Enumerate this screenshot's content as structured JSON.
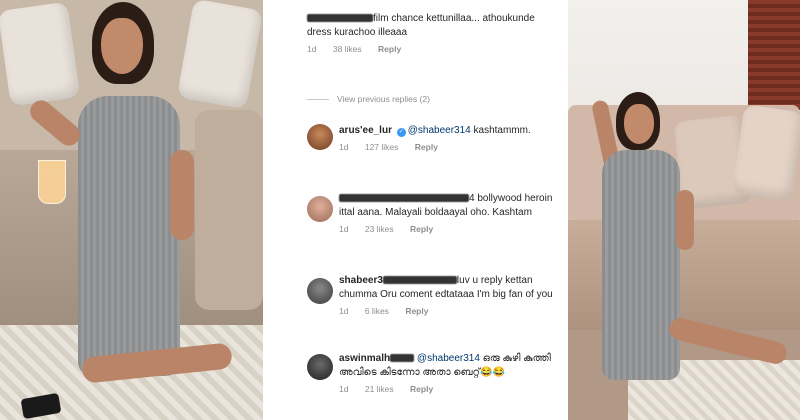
{
  "top_comment": {
    "text": "film chance kettunillaa... athoukunde dress kurachoo illeaaa",
    "time": "1d",
    "likes": "38 likes",
    "reply": "Reply"
  },
  "view_previous": "View previous replies (2)",
  "comments": [
    {
      "user": "arus'ee_lur",
      "mention": "@shabeer314",
      "text": " kashtammm.",
      "time": "1d",
      "likes": "127 likes",
      "reply": "Reply"
    },
    {
      "text": "4 bollywood heroin ittal aana. Malayali boldaayal oho. Kashtam",
      "time": "1d",
      "likes": "23 likes",
      "reply": "Reply"
    },
    {
      "user": "shabeer3",
      "text": "luv u reply kettan chumma Oru coment edtataaa I'm big fan of you",
      "time": "1d",
      "likes": "6 likes",
      "reply": "Reply"
    },
    {
      "user": "aswinmalh",
      "mention": "@shabeer314",
      "text": " ഒരു കുഴി കുത്തി അവിടെ കിടന്നോ അതാ ബെറ്റ്😂😂",
      "time": "1d",
      "likes": "21 likes",
      "reply": "Reply"
    }
  ],
  "colors": {
    "text": "#262626",
    "muted": "#8e8e8e",
    "verified": "#3897f0"
  }
}
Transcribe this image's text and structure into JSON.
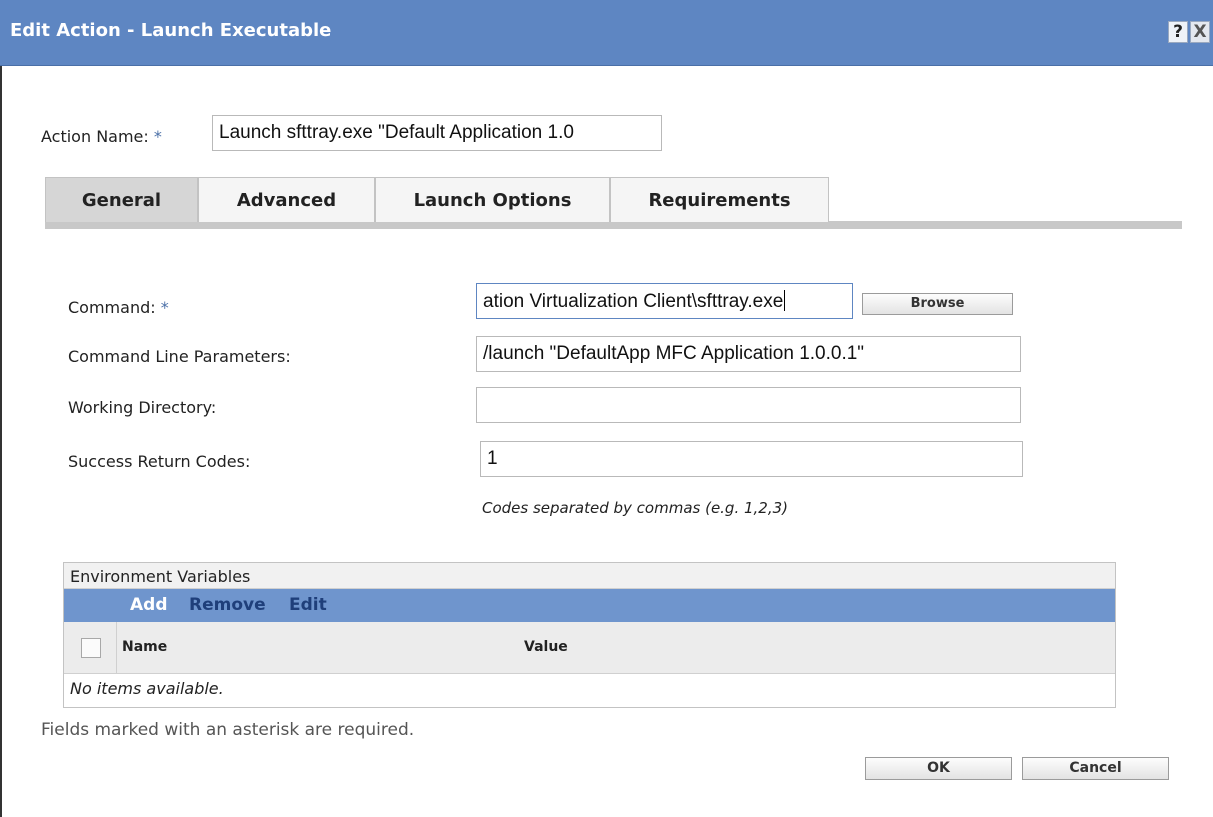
{
  "dialog": {
    "title": "Edit Action - Launch Executable",
    "help_glyph": "?",
    "close_glyph": "X"
  },
  "action_name": {
    "label": "Action Name:",
    "required_mark": "*",
    "value": "Launch sfttray.exe \"Default Application 1.0"
  },
  "tabs": [
    {
      "label": "General"
    },
    {
      "label": "Advanced"
    },
    {
      "label": "Launch Options"
    },
    {
      "label": "Requirements"
    }
  ],
  "general": {
    "command": {
      "label": "Command:",
      "required_mark": "*",
      "value": "ation Virtualization Client\\sfttray.exe",
      "browse_label": "Browse"
    },
    "command_line_parameters": {
      "label": "Command Line Parameters:",
      "value": "/launch \"DefaultApp MFC Application 1.0.0.1\""
    },
    "working_directory": {
      "label": "Working Directory:",
      "value": ""
    },
    "success_return_codes": {
      "label": "Success Return Codes:",
      "value": "1",
      "hint": "Codes separated by commas (e.g. 1,2,3)"
    }
  },
  "environment_variables": {
    "title": "Environment Variables",
    "actions": {
      "add": "Add",
      "remove": "Remove",
      "edit": "Edit"
    },
    "columns": {
      "name": "Name",
      "value": "Value"
    },
    "empty_message": "No items available."
  },
  "footnote": "Fields marked with an asterisk are required.",
  "buttons": {
    "ok": "OK",
    "cancel": "Cancel"
  },
  "colors": {
    "titlebar": "#5e86c2",
    "toolbar": "#6f95cd",
    "action_add": "#ffffff",
    "action_link": "#1f3f7a",
    "required": "#4a6fa7"
  }
}
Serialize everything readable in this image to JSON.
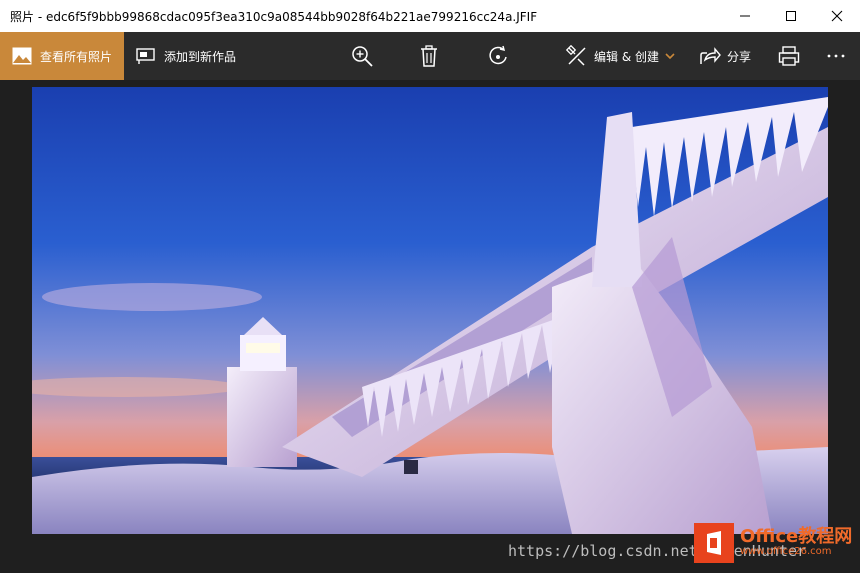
{
  "window": {
    "title": "照片 - edc6f5f9bbb99868cdac095f3ea310c9a08544bb9028f64b221ae799216cc24a.JFIF"
  },
  "toolbar": {
    "view_all_label": "查看所有照片",
    "add_to_creation_label": "添加到新作品",
    "edit_create_label": "编辑 & 创建",
    "share_label": "分享"
  },
  "watermark": {
    "text": "https://blog.csdn.net/SevenHunter"
  },
  "logo": {
    "brand": "Office教程网",
    "url": "www.office26.com"
  },
  "icons": {
    "view_all": "landscape-photo-icon",
    "add": "add-to-creation-icon",
    "zoom": "zoom-in-icon",
    "delete": "trash-icon",
    "rotate": "rotate-icon",
    "edit": "edit-create-icon",
    "chevron": "chevron-down-icon",
    "share": "share-icon",
    "print": "print-icon",
    "more": "more-icon"
  },
  "colors": {
    "accent": "#c9883a",
    "toolbar_bg": "#2b2b2b",
    "window_bg": "#1f1f1f"
  }
}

**WHAT IS ASKED:**
Reproduce the lines of the listing exactly, starting at the one that contains "Serialize everything readable" and continuing through the final line, but leave out the pictures.

**SOLUTION FOR THIS TASK:**
Serialize everything readable in this image to JSON.
{
  "window": {
    "title": "照片 - edc6f5f9bbb99868cdac095f3ea310c9a08544bb9028f64b221ae799216cc24a.JFIF"
  },
  "toolbar": {
    "view_all_label": "查看所有照片",
    "add_to_creation_label": "添加到新作品",
    "edit_create_label": "编辑 & 创建",
    "share_label": "分享"
  },
  "watermark": {
    "text": "https://blog.csdn.net/SevenHunter"
  },
  "logo": {
    "brand": "Office教程网",
    "url": "www.office26.com"
  },
  "icons": {
    "view_all": "landscape-photo-icon",
    "add": "add-to-creation-icon",
    "zoom": "zoom-in-icon",
    "delete": "trash-icon",
    "rotate": "rotate-icon",
    "edit": "edit-create-icon",
    "chevron": "chevron-down-icon",
    "share": "share-icon",
    "print": "print-icon",
    "more": "more-icon"
  },
  "colors": {
    "accent": "#c9883a",
    "toolbar_bg": "#2b2b2b",
    "window_bg": "#1f1f1f"
  }
}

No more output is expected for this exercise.